• Task to complete
Retype every entry in its entirety, without alteration.

** START Materials provided **

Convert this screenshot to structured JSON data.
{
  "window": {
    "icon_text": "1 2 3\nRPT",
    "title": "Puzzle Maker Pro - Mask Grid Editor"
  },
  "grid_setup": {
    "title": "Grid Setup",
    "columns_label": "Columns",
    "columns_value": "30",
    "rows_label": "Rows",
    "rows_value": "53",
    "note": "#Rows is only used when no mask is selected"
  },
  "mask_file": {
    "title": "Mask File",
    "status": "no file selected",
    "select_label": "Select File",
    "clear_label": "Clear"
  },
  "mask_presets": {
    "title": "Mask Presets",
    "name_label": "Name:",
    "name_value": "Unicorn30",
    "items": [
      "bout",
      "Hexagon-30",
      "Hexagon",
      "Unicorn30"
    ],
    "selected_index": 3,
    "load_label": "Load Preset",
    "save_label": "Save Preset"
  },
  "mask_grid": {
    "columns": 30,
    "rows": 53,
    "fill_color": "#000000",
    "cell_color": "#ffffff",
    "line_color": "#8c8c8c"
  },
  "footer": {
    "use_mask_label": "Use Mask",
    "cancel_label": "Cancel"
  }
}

** END Materials provided **

• Right answer
Convert this screenshot to structured JSON data.
{
  "window": {
    "icon_text": "1 2 3\nRPT",
    "title": "Puzzle Maker Pro - Mask Grid Editor"
  },
  "grid_setup": {
    "title": "Grid Setup",
    "columns_label": "Columns",
    "columns_value": "30",
    "rows_label": "Rows",
    "rows_value": "53",
    "note": "#Rows is only used when no mask is selected"
  },
  "mask_file": {
    "title": "Mask File",
    "status": "no file selected",
    "select_label": "Select File",
    "clear_label": "Clear"
  },
  "mask_presets": {
    "title": "Mask Presets",
    "name_label": "Name:",
    "name_value": "Unicorn30",
    "items": [
      "bout",
      "Hexagon-30",
      "Hexagon",
      "Unicorn30"
    ],
    "selected_index": 3,
    "load_label": "Load Preset",
    "save_label": "Save Preset"
  },
  "mask_grid": {
    "columns": 30,
    "rows": 53,
    "fill_color": "#000000",
    "cell_color": "#ffffff",
    "line_color": "#8c8c8c"
  },
  "footer": {
    "use_mask_label": "Use Mask",
    "cancel_label": "Cancel"
  }
}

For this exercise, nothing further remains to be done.